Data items
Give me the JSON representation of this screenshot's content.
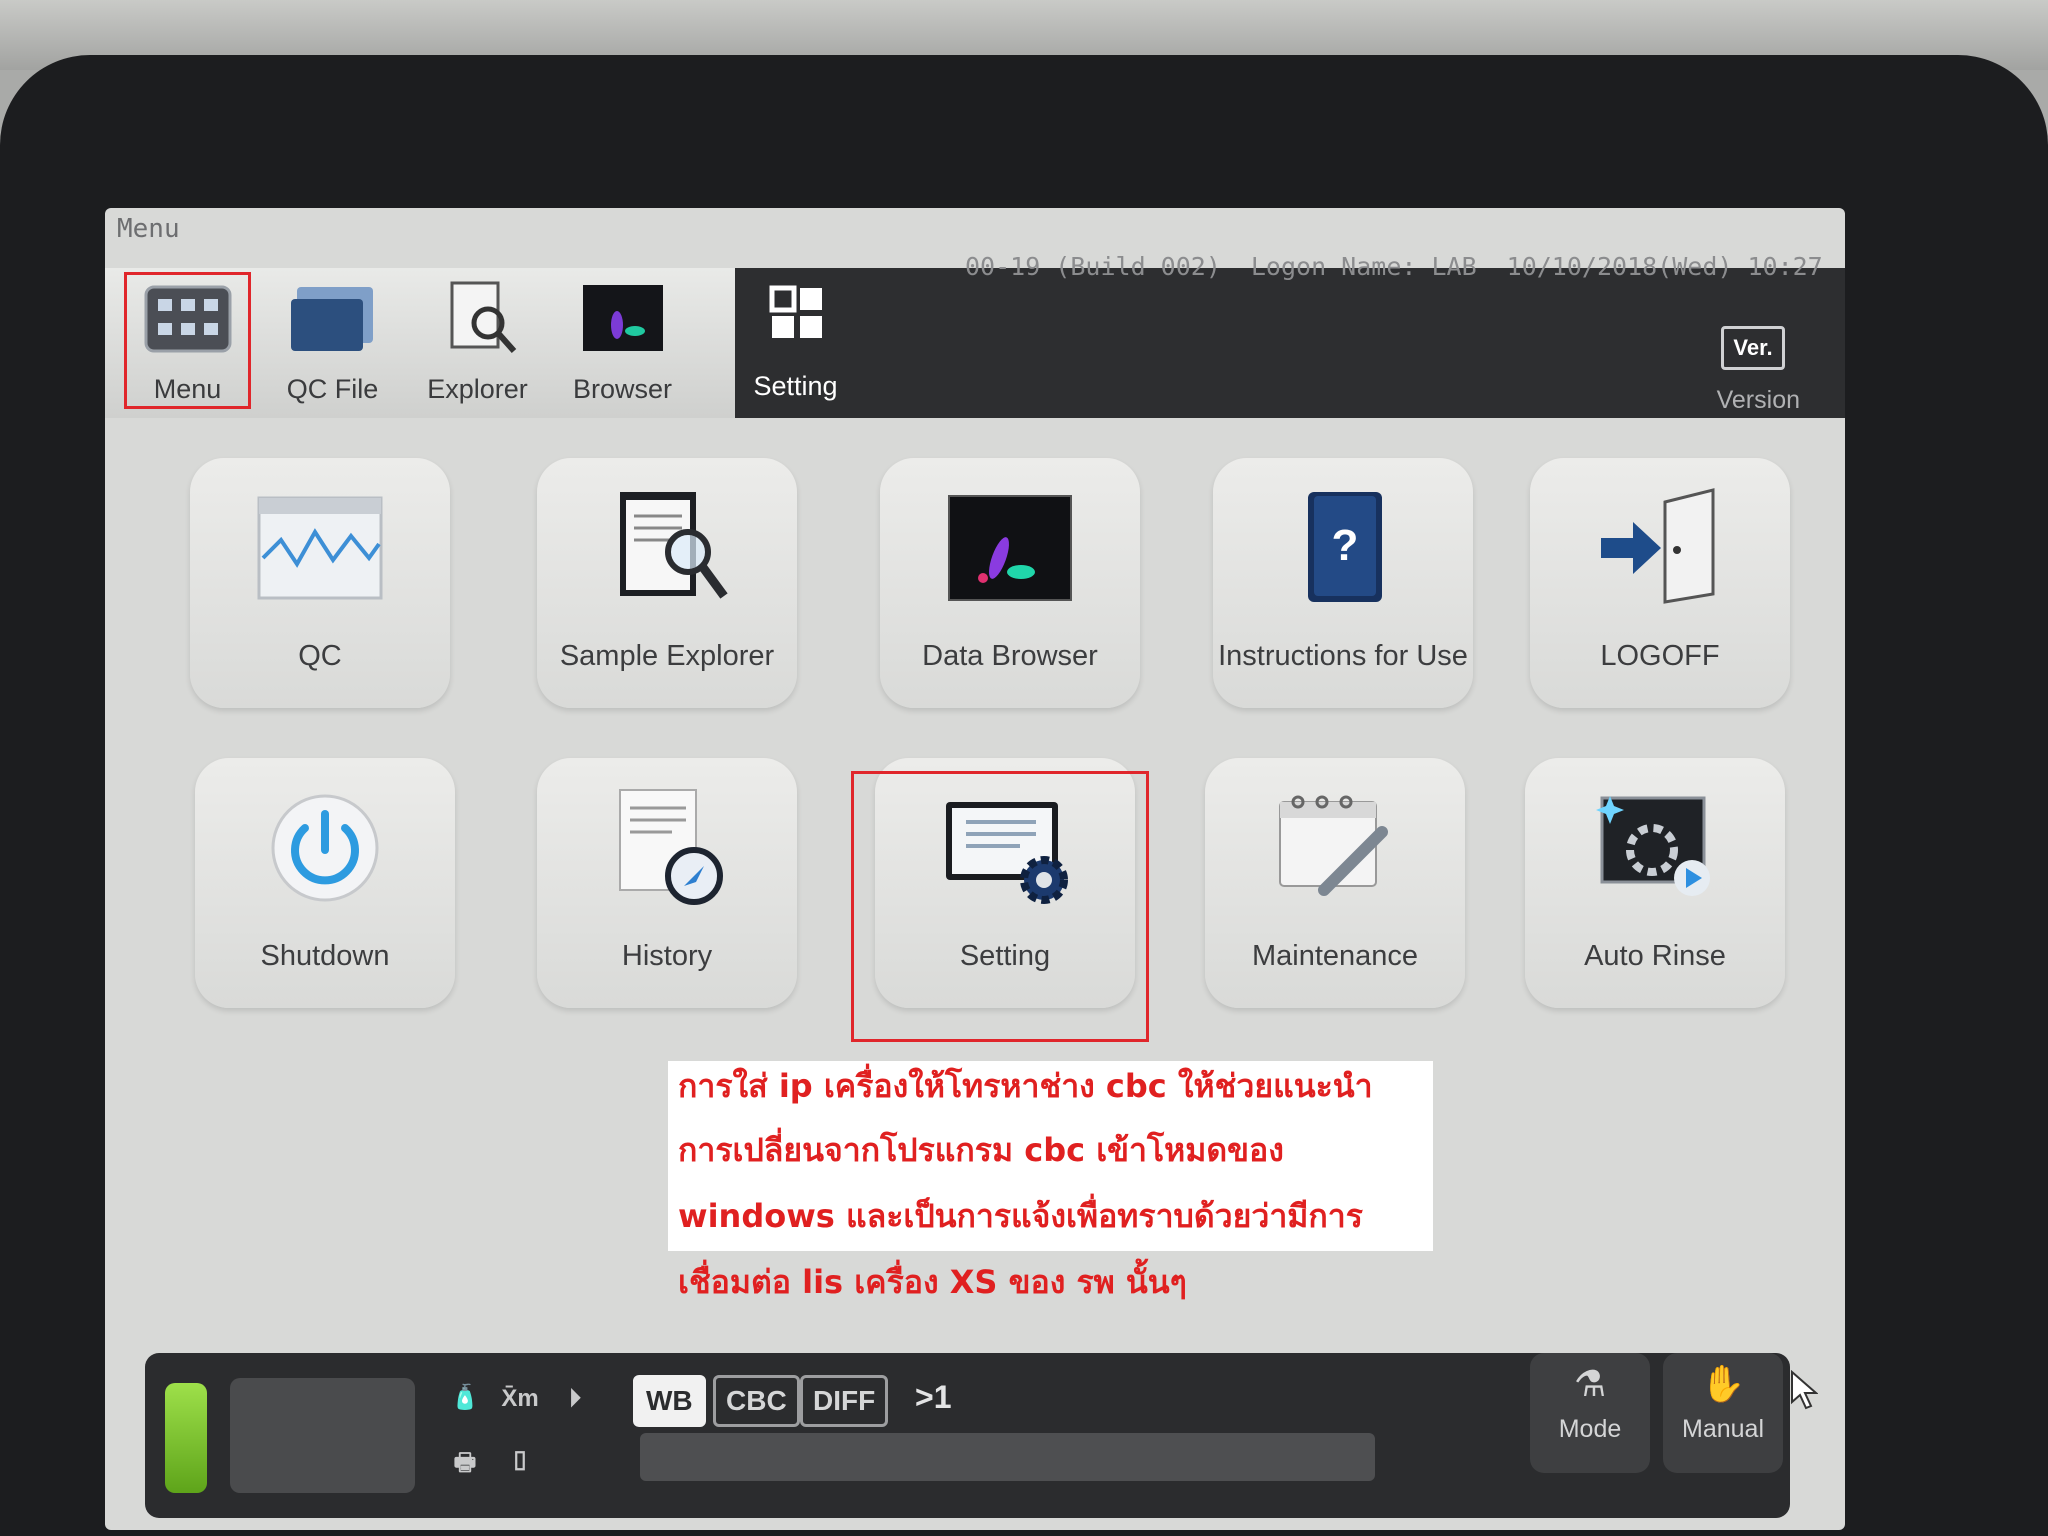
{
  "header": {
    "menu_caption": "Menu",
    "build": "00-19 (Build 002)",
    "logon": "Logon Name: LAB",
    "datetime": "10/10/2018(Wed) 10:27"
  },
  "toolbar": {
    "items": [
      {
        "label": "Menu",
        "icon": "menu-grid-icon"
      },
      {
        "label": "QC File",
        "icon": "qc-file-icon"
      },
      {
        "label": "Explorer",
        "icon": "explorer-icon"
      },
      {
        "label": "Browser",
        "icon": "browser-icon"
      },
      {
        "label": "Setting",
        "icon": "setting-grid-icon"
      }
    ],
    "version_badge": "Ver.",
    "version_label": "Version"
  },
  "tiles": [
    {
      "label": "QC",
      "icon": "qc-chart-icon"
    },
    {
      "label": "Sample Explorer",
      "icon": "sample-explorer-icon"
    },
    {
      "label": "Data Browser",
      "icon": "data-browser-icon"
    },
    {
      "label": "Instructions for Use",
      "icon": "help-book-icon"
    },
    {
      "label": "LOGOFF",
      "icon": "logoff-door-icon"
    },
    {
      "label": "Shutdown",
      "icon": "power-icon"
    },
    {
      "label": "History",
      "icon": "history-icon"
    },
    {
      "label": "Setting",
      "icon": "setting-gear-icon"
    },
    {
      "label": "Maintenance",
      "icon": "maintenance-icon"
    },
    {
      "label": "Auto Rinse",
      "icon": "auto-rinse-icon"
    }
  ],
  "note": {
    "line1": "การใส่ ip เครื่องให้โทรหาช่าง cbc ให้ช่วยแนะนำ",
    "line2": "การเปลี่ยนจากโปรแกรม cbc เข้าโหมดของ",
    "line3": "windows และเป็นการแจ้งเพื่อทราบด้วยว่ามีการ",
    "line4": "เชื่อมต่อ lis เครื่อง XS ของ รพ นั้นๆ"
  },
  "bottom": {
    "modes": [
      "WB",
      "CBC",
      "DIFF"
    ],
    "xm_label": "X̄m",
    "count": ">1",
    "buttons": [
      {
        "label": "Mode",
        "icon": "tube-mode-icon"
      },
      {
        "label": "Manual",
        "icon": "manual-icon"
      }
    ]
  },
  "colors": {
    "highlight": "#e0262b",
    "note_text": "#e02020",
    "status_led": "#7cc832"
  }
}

...

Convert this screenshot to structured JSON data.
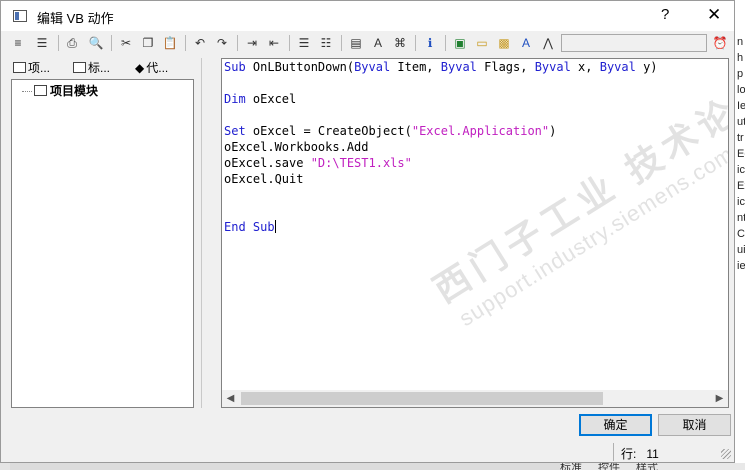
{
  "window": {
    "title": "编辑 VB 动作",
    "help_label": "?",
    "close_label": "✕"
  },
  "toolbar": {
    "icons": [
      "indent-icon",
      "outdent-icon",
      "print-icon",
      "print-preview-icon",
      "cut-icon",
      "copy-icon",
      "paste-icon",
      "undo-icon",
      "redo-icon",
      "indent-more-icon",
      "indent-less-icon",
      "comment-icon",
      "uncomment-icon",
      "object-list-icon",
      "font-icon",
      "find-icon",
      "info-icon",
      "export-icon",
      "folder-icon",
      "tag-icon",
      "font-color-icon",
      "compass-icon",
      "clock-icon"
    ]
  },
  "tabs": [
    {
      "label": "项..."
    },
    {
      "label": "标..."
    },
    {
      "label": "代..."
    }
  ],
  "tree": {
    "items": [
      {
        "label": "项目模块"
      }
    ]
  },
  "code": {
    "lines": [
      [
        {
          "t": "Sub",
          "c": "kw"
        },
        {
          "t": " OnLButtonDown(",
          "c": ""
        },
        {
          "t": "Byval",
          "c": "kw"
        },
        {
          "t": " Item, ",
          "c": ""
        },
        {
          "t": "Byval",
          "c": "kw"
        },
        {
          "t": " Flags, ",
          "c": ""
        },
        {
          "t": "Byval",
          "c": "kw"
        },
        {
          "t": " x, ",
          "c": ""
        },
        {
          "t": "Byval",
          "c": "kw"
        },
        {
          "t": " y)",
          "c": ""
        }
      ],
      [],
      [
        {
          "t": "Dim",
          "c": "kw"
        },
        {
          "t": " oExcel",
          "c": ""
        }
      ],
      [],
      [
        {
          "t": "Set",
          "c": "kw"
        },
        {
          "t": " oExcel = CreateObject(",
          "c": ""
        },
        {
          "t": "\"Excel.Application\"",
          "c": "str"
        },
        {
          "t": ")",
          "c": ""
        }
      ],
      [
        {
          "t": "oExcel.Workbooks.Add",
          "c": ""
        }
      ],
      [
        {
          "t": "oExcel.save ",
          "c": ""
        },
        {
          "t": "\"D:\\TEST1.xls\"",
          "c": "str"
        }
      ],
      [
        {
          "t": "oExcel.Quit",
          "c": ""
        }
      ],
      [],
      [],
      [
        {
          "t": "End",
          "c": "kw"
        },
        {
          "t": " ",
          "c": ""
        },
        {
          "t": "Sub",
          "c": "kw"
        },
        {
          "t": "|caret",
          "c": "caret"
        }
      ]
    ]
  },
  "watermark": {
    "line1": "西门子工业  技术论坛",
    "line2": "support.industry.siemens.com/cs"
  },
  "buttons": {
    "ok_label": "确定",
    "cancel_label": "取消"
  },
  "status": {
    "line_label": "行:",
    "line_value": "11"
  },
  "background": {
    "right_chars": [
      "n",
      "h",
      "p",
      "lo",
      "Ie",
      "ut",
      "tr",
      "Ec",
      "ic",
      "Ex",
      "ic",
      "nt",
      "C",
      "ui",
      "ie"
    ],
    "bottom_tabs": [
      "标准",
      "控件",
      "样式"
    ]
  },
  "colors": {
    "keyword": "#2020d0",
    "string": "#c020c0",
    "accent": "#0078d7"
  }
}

Task to carry out: Report each line in the preceding entries that holds the string "oExcel".

Written answer:
          "t": " oExcel",
          "t": " oExcel = CreateObject(",
          "t": "oExcel.Workbooks.Add",
          "t": "oExcel.save ",
          "t": "oExcel.Quit",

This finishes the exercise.